[Stored data entries]
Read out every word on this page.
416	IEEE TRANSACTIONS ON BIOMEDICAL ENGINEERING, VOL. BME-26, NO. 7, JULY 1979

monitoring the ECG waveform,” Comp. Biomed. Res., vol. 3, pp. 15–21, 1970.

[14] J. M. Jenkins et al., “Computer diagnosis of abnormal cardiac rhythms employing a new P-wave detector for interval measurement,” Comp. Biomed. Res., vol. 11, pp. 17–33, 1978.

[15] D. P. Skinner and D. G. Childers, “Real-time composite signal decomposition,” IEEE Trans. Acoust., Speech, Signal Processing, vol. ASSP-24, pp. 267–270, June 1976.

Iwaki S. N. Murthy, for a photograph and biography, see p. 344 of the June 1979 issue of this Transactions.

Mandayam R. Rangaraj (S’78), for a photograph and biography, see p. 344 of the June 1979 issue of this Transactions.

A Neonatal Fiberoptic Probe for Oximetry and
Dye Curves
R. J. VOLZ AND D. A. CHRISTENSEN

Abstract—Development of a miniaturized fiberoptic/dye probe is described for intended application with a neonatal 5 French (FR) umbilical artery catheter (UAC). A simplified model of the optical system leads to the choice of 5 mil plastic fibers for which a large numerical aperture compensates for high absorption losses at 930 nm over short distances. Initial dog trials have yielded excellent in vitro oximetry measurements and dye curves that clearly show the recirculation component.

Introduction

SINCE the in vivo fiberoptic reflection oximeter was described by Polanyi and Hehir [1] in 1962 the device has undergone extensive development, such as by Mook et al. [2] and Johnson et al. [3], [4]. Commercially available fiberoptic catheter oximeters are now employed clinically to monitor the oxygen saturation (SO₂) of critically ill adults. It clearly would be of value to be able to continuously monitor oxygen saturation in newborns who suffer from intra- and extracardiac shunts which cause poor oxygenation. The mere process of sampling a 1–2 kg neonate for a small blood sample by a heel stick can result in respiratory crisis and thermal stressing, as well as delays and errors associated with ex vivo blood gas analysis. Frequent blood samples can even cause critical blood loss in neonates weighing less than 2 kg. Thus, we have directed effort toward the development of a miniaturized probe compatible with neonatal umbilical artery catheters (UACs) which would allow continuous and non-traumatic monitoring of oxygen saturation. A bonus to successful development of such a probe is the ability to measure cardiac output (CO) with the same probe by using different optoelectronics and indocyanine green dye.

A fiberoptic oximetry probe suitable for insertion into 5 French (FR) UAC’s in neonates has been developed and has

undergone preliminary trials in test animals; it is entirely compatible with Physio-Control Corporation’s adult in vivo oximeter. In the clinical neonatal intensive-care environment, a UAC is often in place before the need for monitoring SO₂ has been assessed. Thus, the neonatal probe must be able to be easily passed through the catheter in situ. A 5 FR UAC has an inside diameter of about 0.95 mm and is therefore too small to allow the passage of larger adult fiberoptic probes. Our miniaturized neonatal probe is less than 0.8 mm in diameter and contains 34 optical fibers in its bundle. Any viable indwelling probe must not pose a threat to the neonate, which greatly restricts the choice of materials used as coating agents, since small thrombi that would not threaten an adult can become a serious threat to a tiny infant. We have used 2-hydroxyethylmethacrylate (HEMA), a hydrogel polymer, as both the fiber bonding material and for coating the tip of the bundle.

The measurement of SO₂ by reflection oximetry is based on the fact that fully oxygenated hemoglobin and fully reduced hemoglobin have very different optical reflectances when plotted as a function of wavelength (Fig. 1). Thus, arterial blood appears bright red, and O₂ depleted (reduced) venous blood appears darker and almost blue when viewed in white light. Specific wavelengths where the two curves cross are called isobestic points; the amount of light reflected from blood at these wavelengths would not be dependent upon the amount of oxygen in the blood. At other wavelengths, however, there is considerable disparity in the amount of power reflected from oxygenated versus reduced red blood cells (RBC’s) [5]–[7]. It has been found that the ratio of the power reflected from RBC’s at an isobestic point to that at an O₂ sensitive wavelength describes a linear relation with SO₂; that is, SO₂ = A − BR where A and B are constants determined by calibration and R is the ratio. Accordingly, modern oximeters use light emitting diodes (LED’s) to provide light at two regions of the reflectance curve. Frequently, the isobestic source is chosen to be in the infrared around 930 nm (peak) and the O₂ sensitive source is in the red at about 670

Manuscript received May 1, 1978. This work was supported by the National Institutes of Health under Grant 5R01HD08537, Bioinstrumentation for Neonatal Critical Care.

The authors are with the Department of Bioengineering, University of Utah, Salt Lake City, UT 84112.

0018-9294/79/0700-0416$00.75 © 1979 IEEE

* [DESCRIPTION OF THE TASK] Which lines of the records above hold the word "IEEE"? Copy each one out.

* [ANSWER BOX]
416	IEEE TRANSACTIONS ON BIOMEDICAL ENGINEERING, VOL. BME-26, NO. 7, JULY 1979
[15] D. P. Skinner and D. G. Childers, “Real-time composite signal decomposition,” IEEE Trans. Acoust., Speech, Signal Processing, vol. ASSP-24, pp. 267–270, June 1976.
0018-9294/79/0700-0416$00.75 © 1979 IEEE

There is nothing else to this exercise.